→ **Data in this exercise**
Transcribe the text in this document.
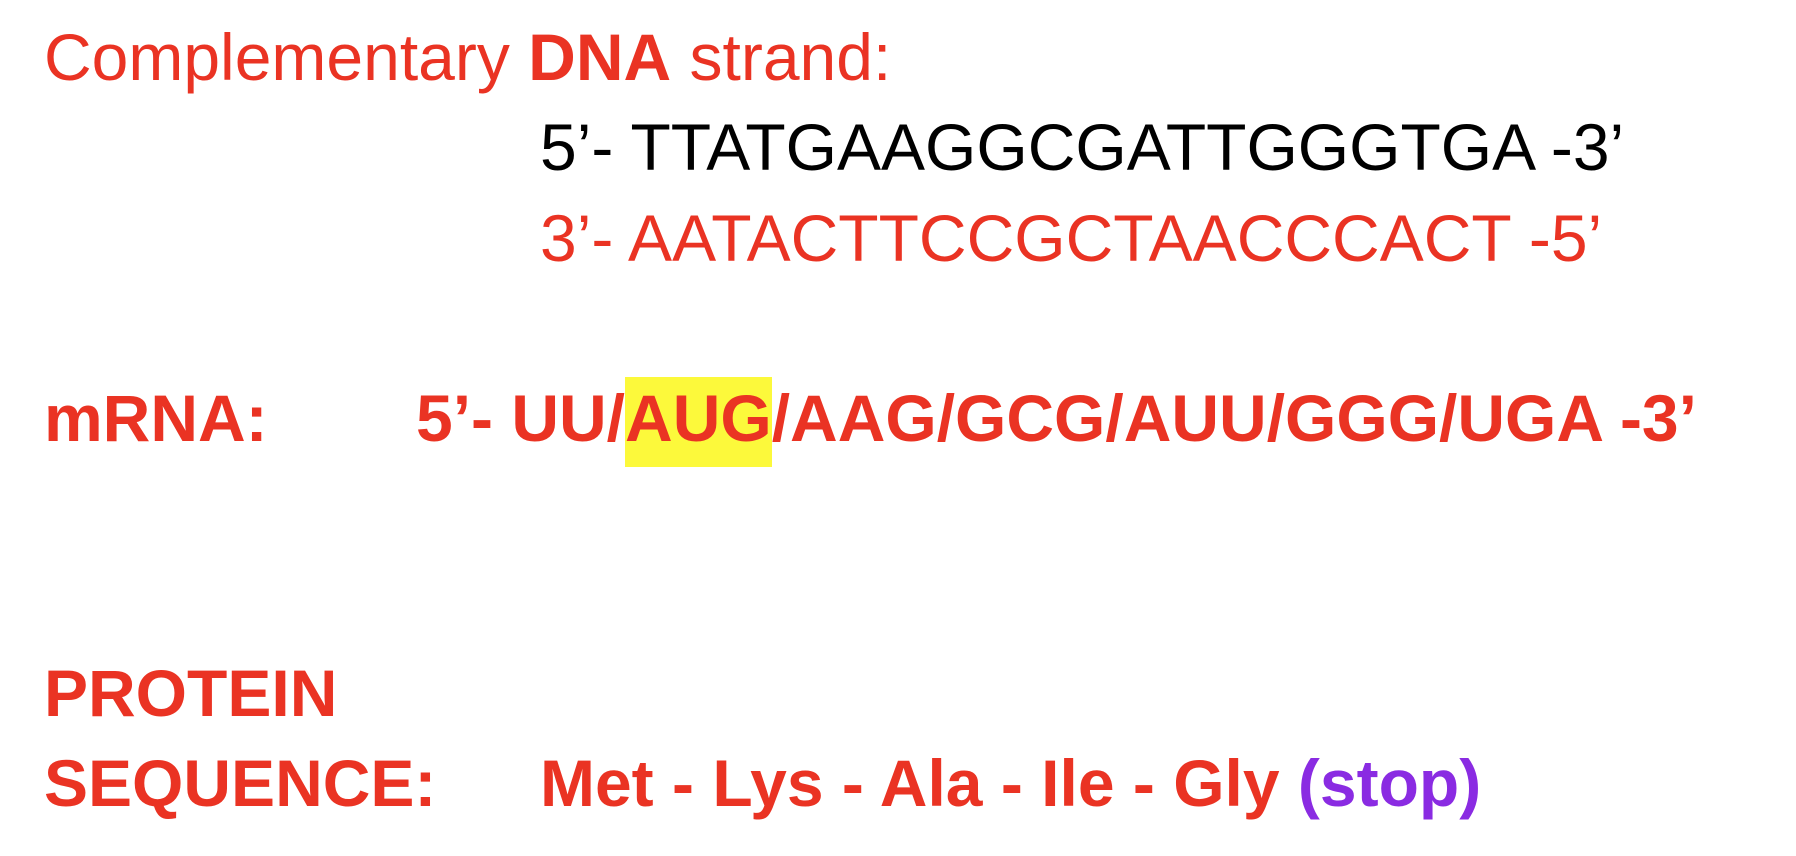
Complementary DNA strand:
5’- TTATGAAGGCGATTGGGTGA -3’
3’- AATACTTCCGCTAACCCACT -5’
mRNA: 5’- UU/AUG/AAG/GCG/AUU/GGG/UGA -3’
PROTEIN
SEQUENCE: Met - Lys - Ala - Ile - Gly (stop)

→ **Exercise**
Every entry, word for word: repeat it, but skip the images.

→ **Result of this task**
Transcribe the text in this document.
Complementary DNA strand:
5’- TTATGAAGGCGATTGGGTGA -3’
3’- AATACTTCCGCTAACCCACT -5’
mRNA: 5’- UU/AUG/AAG/GCG/AUU/GGG/UGA -3’
PROTEIN
SEQUENCE: Met - Lys - Ala - Ile - Gly (stop)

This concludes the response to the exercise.